Saved entries
-------

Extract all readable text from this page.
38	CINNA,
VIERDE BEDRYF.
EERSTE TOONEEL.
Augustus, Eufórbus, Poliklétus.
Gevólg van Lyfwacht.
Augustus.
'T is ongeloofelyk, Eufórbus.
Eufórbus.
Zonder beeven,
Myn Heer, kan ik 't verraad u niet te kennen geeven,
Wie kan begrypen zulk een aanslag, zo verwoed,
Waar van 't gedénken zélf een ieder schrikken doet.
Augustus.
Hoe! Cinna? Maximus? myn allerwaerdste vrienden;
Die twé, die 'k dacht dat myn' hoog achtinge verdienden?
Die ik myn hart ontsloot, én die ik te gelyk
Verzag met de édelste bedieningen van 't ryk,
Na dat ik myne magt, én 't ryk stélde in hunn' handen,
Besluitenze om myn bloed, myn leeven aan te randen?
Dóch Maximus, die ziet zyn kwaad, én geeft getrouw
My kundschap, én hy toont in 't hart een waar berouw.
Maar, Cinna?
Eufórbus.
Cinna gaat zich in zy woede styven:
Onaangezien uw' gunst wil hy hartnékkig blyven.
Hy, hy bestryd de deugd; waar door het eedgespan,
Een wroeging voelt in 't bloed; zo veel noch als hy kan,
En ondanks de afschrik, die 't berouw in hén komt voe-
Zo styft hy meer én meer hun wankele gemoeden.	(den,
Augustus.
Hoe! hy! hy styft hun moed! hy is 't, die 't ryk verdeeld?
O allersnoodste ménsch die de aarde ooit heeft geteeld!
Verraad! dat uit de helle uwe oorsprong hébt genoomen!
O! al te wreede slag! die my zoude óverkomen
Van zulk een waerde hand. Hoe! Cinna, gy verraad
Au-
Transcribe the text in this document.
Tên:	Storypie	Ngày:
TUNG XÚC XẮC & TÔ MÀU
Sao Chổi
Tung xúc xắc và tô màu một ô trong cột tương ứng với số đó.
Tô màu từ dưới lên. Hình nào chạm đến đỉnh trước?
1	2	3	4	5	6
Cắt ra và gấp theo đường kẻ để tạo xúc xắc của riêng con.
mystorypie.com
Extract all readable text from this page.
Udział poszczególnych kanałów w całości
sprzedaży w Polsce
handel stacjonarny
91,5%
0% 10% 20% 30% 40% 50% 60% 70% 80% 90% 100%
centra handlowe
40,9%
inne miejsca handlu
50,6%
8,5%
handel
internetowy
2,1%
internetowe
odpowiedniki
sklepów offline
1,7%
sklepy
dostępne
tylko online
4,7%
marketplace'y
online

-------

▶ Task to carry out
Locate each line with the word "styft" and copy it.

▶ Answer for this exercise
Zo styft hy meer én meer hun wankele gemoeden.	(den,
Hoe! hy! hy styft hun moed! hy is 't, die 't ryk verdeeld?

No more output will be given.